- WHAT THE TASK ASKS:
Where the string "General" occurs in the material below, report the whole line.

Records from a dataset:
[start]

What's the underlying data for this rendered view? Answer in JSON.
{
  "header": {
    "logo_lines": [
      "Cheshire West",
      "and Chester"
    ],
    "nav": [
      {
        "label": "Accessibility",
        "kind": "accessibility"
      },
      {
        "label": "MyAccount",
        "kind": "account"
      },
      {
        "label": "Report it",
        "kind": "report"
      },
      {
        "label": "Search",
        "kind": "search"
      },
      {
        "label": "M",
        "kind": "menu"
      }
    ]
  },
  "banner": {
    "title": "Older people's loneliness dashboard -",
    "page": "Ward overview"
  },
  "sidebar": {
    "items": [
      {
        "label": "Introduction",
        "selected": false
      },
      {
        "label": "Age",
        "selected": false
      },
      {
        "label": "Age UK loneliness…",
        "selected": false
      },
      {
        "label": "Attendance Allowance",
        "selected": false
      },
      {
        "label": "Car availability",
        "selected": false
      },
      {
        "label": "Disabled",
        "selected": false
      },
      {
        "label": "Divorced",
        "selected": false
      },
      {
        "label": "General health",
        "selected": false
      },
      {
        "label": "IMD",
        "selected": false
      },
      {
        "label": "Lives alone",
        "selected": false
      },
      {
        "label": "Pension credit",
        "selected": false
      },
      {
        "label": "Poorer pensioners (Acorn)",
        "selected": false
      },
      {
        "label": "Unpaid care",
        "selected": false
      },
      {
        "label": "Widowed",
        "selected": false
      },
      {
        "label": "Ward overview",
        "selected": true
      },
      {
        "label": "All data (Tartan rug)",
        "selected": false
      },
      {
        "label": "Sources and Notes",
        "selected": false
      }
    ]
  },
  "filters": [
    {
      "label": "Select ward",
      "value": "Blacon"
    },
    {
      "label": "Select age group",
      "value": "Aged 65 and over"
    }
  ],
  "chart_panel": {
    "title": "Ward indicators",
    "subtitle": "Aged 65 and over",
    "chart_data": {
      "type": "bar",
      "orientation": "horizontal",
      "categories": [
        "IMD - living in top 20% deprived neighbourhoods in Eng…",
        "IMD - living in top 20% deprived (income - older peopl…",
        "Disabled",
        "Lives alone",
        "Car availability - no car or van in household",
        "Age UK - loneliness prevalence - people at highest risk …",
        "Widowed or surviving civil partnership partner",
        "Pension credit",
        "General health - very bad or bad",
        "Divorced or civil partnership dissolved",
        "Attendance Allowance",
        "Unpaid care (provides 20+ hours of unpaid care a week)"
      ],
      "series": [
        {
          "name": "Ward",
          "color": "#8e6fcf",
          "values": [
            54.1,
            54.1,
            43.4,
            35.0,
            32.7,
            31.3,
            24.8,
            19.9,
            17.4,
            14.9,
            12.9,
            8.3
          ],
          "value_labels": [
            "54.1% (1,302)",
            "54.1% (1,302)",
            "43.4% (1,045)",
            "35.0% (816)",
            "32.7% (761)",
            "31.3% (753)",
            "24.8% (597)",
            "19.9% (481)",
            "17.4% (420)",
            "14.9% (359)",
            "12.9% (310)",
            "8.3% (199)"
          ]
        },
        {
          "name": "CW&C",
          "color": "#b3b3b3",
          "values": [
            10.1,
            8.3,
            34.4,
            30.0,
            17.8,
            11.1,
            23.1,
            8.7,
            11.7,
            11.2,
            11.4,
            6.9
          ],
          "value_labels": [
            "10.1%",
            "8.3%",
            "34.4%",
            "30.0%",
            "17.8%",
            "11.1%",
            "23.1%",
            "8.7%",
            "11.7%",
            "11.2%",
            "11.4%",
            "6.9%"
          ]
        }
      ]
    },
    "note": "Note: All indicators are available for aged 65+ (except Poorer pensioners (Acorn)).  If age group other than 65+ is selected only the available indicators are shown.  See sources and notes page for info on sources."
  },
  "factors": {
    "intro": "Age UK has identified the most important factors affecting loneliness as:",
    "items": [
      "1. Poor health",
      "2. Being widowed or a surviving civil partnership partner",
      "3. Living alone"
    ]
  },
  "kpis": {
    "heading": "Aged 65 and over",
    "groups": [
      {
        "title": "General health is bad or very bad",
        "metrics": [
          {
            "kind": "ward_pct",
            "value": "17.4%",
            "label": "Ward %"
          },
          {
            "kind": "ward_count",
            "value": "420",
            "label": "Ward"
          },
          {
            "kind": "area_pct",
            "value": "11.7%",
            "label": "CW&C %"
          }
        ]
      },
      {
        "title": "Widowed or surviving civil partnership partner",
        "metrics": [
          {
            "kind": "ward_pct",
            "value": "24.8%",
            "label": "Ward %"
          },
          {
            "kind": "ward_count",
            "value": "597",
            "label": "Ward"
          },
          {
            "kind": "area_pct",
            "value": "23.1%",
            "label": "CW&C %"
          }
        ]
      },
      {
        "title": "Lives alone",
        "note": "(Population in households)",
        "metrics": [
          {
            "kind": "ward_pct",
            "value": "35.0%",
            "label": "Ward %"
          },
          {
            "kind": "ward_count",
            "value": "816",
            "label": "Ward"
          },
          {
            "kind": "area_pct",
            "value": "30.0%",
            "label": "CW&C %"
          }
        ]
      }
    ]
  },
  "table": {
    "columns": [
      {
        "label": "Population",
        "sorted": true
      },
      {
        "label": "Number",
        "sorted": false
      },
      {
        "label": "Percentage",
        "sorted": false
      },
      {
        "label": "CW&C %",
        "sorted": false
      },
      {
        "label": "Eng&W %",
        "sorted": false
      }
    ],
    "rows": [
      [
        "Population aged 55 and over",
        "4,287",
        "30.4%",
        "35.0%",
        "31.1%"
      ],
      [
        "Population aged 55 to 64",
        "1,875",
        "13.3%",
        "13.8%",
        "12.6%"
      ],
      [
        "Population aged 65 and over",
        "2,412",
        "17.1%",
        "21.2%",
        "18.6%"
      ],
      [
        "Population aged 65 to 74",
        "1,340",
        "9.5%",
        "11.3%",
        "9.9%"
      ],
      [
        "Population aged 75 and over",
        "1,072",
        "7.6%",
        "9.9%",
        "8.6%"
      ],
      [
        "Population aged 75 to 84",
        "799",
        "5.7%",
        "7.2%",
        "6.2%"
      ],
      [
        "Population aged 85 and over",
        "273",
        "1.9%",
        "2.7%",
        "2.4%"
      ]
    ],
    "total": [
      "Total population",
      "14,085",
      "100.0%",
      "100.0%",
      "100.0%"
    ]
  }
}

[end]

- CORRECT RESULT:
        "label": "General health",
        "General health - very bad or bad",
        "title": "General health is bad or very bad",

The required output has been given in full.